ENTRIES PROVIDED:
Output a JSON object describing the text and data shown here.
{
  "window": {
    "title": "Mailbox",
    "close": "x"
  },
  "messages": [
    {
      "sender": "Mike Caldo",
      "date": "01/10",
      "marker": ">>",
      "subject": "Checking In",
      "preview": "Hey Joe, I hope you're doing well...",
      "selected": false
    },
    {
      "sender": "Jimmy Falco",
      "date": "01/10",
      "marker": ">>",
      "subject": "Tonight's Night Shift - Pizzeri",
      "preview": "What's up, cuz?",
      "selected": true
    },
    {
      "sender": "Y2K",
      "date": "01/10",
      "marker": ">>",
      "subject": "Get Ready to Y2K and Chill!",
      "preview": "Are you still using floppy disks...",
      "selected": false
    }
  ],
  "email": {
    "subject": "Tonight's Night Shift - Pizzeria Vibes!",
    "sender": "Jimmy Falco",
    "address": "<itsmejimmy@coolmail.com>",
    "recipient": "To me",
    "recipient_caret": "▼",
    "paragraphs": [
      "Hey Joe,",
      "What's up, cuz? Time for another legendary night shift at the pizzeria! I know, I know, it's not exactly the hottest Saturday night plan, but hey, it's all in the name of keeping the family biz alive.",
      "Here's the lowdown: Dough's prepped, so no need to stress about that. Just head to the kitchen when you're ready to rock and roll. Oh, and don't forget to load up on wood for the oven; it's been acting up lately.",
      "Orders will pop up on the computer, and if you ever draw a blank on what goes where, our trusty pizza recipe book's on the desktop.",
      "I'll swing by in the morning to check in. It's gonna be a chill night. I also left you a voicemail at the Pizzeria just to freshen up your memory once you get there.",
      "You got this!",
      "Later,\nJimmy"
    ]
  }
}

BRIEF:
Retype the data exactly as given.

THE RESPONSE:
Output a JSON object describing the text and data shown here.
{
  "window": {
    "title": "Mailbox",
    "close": "x"
  },
  "messages": [
    {
      "sender": "Mike Caldo",
      "date": "01/10",
      "marker": ">>",
      "subject": "Checking In",
      "preview": "Hey Joe, I hope you're doing well...",
      "selected": false
    },
    {
      "sender": "Jimmy Falco",
      "date": "01/10",
      "marker": ">>",
      "subject": "Tonight's Night Shift - Pizzeri",
      "preview": "What's up, cuz?",
      "selected": true
    },
    {
      "sender": "Y2K",
      "date": "01/10",
      "marker": ">>",
      "subject": "Get Ready to Y2K and Chill!",
      "preview": "Are you still using floppy disks...",
      "selected": false
    }
  ],
  "email": {
    "subject": "Tonight's Night Shift - Pizzeria Vibes!",
    "sender": "Jimmy Falco",
    "address": "<itsmejimmy@coolmail.com>",
    "recipient": "To me",
    "recipient_caret": "▼",
    "paragraphs": [
      "Hey Joe,",
      "What's up, cuz? Time for another legendary night shift at the pizzeria! I know, I know, it's not exactly the hottest Saturday night plan, but hey, it's all in the name of keeping the family biz alive.",
      "Here's the lowdown: Dough's prepped, so no need to stress about that. Just head to the kitchen when you're ready to rock and roll. Oh, and don't forget to load up on wood for the oven; it's been acting up lately.",
      "Orders will pop up on the computer, and if you ever draw a blank on what goes where, our trusty pizza recipe book's on the desktop.",
      "I'll swing by in the morning to check in. It's gonna be a chill night. I also left you a voicemail at the Pizzeria just to freshen up your memory once you get there.",
      "You got this!",
      "Later,\nJimmy"
    ]
  }
}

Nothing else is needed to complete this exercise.